#### EXTRACTED DATA

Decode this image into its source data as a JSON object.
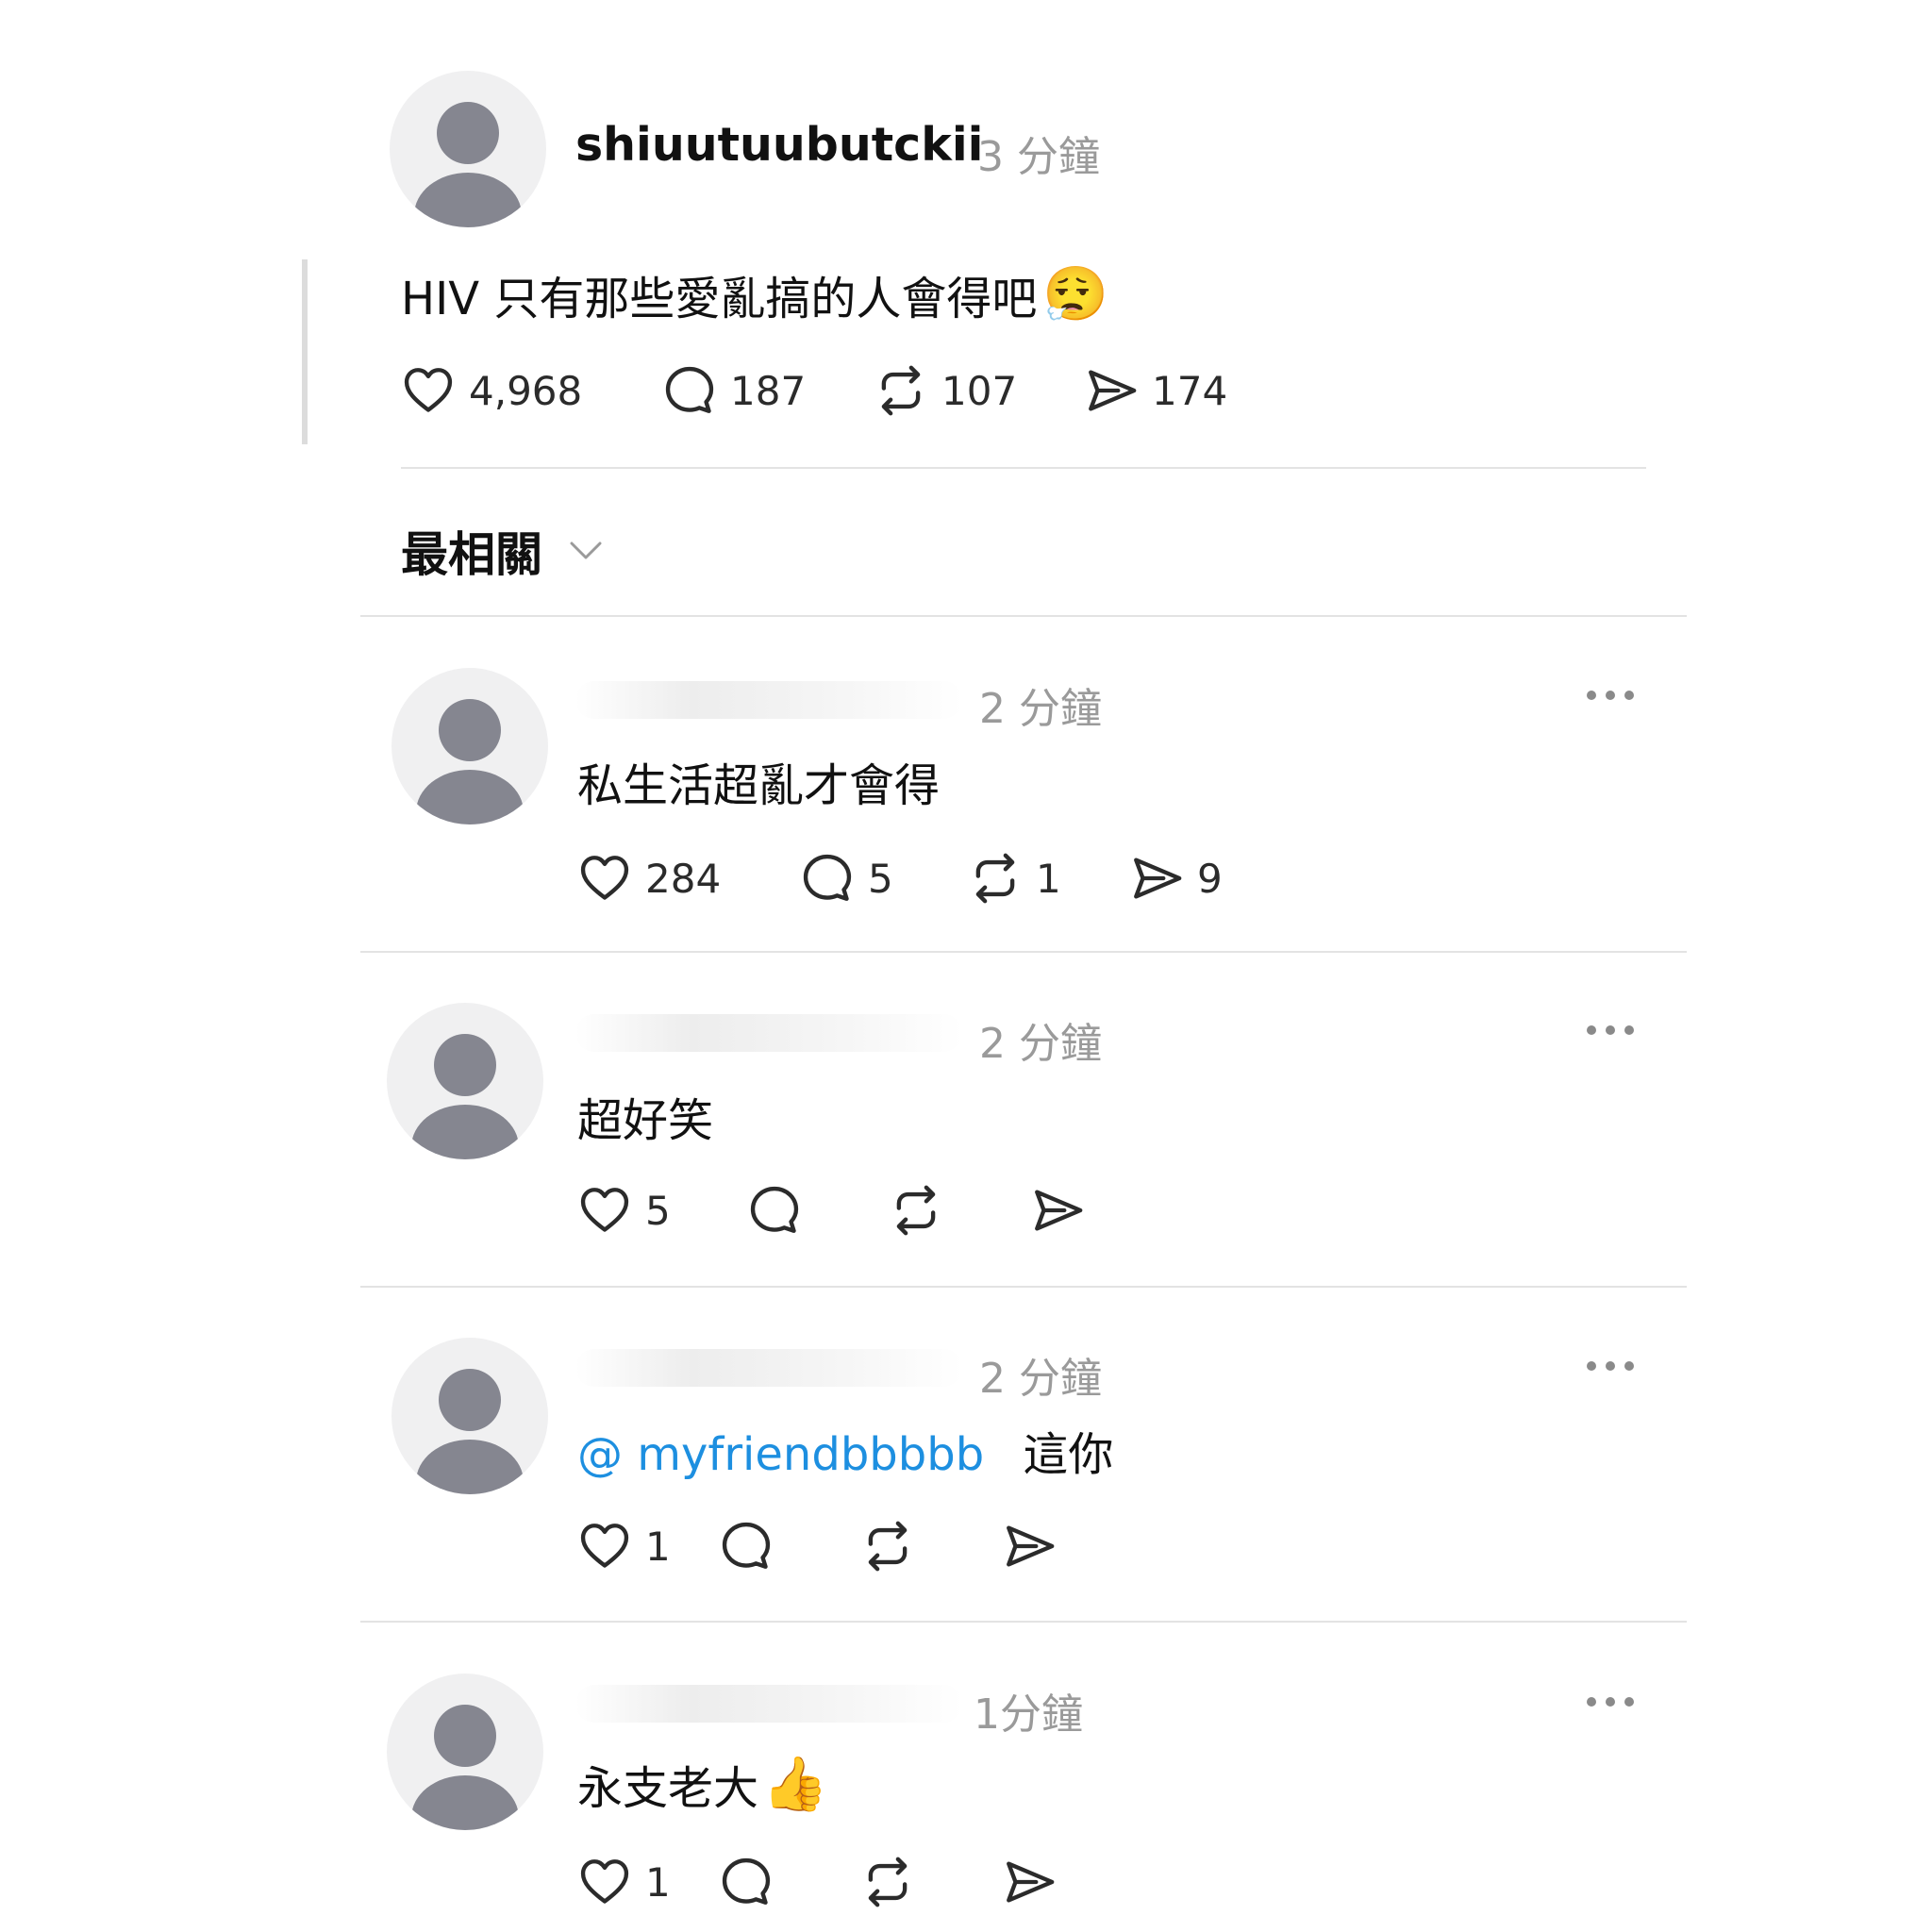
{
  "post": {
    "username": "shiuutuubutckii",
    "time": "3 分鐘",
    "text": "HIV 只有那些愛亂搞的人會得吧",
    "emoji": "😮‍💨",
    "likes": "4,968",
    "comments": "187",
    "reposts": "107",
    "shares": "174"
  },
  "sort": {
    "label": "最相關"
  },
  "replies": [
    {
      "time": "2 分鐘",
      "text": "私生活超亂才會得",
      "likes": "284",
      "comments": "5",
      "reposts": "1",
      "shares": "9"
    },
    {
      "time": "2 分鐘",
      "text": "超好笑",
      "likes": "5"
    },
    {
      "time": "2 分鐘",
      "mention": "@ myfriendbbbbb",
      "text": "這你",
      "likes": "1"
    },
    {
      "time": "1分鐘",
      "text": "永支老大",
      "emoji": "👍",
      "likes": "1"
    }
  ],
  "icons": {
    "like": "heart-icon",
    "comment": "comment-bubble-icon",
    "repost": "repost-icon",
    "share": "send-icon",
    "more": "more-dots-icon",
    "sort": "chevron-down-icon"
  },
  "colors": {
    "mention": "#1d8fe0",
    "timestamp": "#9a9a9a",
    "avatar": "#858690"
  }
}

########

**SET EXERCISE:**
Without the pictures, copy the material exactly as given.

**IN RESPONSE:**
Decode this image into its source data as a JSON object.
{
  "post": {
    "username": "shiuutuubutckii",
    "time": "3 分鐘",
    "text": "HIV 只有那些愛亂搞的人會得吧",
    "emoji": "😮‍💨",
    "likes": "4,968",
    "comments": "187",
    "reposts": "107",
    "shares": "174"
  },
  "sort": {
    "label": "最相關"
  },
  "replies": [
    {
      "time": "2 分鐘",
      "text": "私生活超亂才會得",
      "likes": "284",
      "comments": "5",
      "reposts": "1",
      "shares": "9"
    },
    {
      "time": "2 分鐘",
      "text": "超好笑",
      "likes": "5"
    },
    {
      "time": "2 分鐘",
      "mention": "@ myfriendbbbbb",
      "text": "這你",
      "likes": "1"
    },
    {
      "time": "1分鐘",
      "text": "永支老大",
      "emoji": "👍",
      "likes": "1"
    }
  ],
  "icons": {
    "like": "heart-icon",
    "comment": "comment-bubble-icon",
    "repost": "repost-icon",
    "share": "send-icon",
    "more": "more-dots-icon",
    "sort": "chevron-down-icon"
  },
  "colors": {
    "mention": "#1d8fe0",
    "timestamp": "#9a9a9a",
    "avatar": "#858690"
  }
}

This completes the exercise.